TASK TO COMPLETE: Copy every line of the material below word for word.

ENTRIES:
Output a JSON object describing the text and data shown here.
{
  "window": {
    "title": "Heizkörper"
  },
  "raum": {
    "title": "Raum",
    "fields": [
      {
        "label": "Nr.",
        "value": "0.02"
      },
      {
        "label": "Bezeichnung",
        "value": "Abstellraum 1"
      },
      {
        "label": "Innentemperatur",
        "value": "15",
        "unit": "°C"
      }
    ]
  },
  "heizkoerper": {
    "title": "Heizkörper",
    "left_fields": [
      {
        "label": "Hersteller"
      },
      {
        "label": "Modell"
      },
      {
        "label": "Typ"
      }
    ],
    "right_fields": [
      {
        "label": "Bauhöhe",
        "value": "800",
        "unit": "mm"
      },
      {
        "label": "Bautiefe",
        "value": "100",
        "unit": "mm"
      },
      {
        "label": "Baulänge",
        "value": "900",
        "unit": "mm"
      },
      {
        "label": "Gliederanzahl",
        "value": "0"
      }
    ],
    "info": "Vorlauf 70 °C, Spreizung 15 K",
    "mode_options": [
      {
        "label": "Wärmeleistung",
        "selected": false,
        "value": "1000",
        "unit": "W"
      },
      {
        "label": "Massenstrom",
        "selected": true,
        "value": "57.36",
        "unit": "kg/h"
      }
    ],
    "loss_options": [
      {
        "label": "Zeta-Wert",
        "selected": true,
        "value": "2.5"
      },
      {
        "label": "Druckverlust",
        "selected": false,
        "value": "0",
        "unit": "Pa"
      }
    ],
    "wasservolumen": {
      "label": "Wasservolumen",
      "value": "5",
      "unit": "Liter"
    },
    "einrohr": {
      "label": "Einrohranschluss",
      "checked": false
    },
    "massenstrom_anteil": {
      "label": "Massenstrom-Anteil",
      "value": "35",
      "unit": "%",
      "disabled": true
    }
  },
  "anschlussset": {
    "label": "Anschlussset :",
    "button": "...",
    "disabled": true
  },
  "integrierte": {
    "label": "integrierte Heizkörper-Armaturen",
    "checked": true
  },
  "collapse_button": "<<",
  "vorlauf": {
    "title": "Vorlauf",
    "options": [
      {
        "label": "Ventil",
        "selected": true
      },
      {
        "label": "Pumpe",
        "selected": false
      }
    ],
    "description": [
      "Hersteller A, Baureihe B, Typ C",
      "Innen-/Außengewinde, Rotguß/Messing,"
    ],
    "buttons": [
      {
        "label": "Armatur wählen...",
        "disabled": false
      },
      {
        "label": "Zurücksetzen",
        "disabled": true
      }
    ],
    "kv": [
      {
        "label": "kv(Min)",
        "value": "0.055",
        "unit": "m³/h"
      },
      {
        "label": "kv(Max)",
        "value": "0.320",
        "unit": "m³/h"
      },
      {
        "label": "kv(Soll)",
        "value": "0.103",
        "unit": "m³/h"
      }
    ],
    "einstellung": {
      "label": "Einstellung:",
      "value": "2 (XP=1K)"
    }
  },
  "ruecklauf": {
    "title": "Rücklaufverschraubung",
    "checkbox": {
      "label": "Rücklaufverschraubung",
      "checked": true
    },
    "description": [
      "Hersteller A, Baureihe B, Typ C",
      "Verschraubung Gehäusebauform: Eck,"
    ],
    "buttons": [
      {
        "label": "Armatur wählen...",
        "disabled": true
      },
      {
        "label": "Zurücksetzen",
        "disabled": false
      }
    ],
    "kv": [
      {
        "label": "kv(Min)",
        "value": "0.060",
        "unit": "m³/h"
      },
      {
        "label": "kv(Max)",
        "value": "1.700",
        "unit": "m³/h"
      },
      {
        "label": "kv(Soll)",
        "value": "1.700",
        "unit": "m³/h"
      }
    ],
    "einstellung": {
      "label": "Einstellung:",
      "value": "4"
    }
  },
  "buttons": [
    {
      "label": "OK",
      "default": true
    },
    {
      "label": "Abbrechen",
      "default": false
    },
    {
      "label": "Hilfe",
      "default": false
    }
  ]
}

OUTPUT FOR THIS EXERCISE:
Output a JSON object describing the text and data shown here.
{
  "window": {
    "title": "Heizkörper"
  },
  "raum": {
    "title": "Raum",
    "fields": [
      {
        "label": "Nr.",
        "value": "0.02"
      },
      {
        "label": "Bezeichnung",
        "value": "Abstellraum 1"
      },
      {
        "label": "Innentemperatur",
        "value": "15",
        "unit": "°C"
      }
    ]
  },
  "heizkoerper": {
    "title": "Heizkörper",
    "left_fields": [
      {
        "label": "Hersteller"
      },
      {
        "label": "Modell"
      },
      {
        "label": "Typ"
      }
    ],
    "right_fields": [
      {
        "label": "Bauhöhe",
        "value": "800",
        "unit": "mm"
      },
      {
        "label": "Bautiefe",
        "value": "100",
        "unit": "mm"
      },
      {
        "label": "Baulänge",
        "value": "900",
        "unit": "mm"
      },
      {
        "label": "Gliederanzahl",
        "value": "0"
      }
    ],
    "info": "Vorlauf 70 °C, Spreizung 15 K",
    "mode_options": [
      {
        "label": "Wärmeleistung",
        "selected": false,
        "value": "1000",
        "unit": "W"
      },
      {
        "label": "Massenstrom",
        "selected": true,
        "value": "57.36",
        "unit": "kg/h"
      }
    ],
    "loss_options": [
      {
        "label": "Zeta-Wert",
        "selected": true,
        "value": "2.5"
      },
      {
        "label": "Druckverlust",
        "selected": false,
        "value": "0",
        "unit": "Pa"
      }
    ],
    "wasservolumen": {
      "label": "Wasservolumen",
      "value": "5",
      "unit": "Liter"
    },
    "einrohr": {
      "label": "Einrohranschluss",
      "checked": false
    },
    "massenstrom_anteil": {
      "label": "Massenstrom-Anteil",
      "value": "35",
      "unit": "%",
      "disabled": true
    }
  },
  "anschlussset": {
    "label": "Anschlussset :",
    "button": "...",
    "disabled": true
  },
  "integrierte": {
    "label": "integrierte Heizkörper-Armaturen",
    "checked": true
  },
  "collapse_button": "<<",
  "vorlauf": {
    "title": "Vorlauf",
    "options": [
      {
        "label": "Ventil",
        "selected": true
      },
      {
        "label": "Pumpe",
        "selected": false
      }
    ],
    "description": [
      "Hersteller A, Baureihe B, Typ C",
      "Innen-/Außengewinde, Rotguß/Messing,"
    ],
    "buttons": [
      {
        "label": "Armatur wählen...",
        "disabled": false
      },
      {
        "label": "Zurücksetzen",
        "disabled": true
      }
    ],
    "kv": [
      {
        "label": "kv(Min)",
        "value": "0.055",
        "unit": "m³/h"
      },
      {
        "label": "kv(Max)",
        "value": "0.320",
        "unit": "m³/h"
      },
      {
        "label": "kv(Soll)",
        "value": "0.103",
        "unit": "m³/h"
      }
    ],
    "einstellung": {
      "label": "Einstellung:",
      "value": "2 (XP=1K)"
    }
  },
  "ruecklauf": {
    "title": "Rücklaufverschraubung",
    "checkbox": {
      "label": "Rücklaufverschraubung",
      "checked": true
    },
    "description": [
      "Hersteller A, Baureihe B, Typ C",
      "Verschraubung Gehäusebauform: Eck,"
    ],
    "buttons": [
      {
        "label": "Armatur wählen...",
        "disabled": true
      },
      {
        "label": "Zurücksetzen",
        "disabled": false
      }
    ],
    "kv": [
      {
        "label": "kv(Min)",
        "value": "0.060",
        "unit": "m³/h"
      },
      {
        "label": "kv(Max)",
        "value": "1.700",
        "unit": "m³/h"
      },
      {
        "label": "kv(Soll)",
        "value": "1.700",
        "unit": "m³/h"
      }
    ],
    "einstellung": {
      "label": "Einstellung:",
      "value": "4"
    }
  },
  "buttons": [
    {
      "label": "OK",
      "default": true
    },
    {
      "label": "Abbrechen",
      "default": false
    },
    {
      "label": "Hilfe",
      "default": false
    }
  ]
}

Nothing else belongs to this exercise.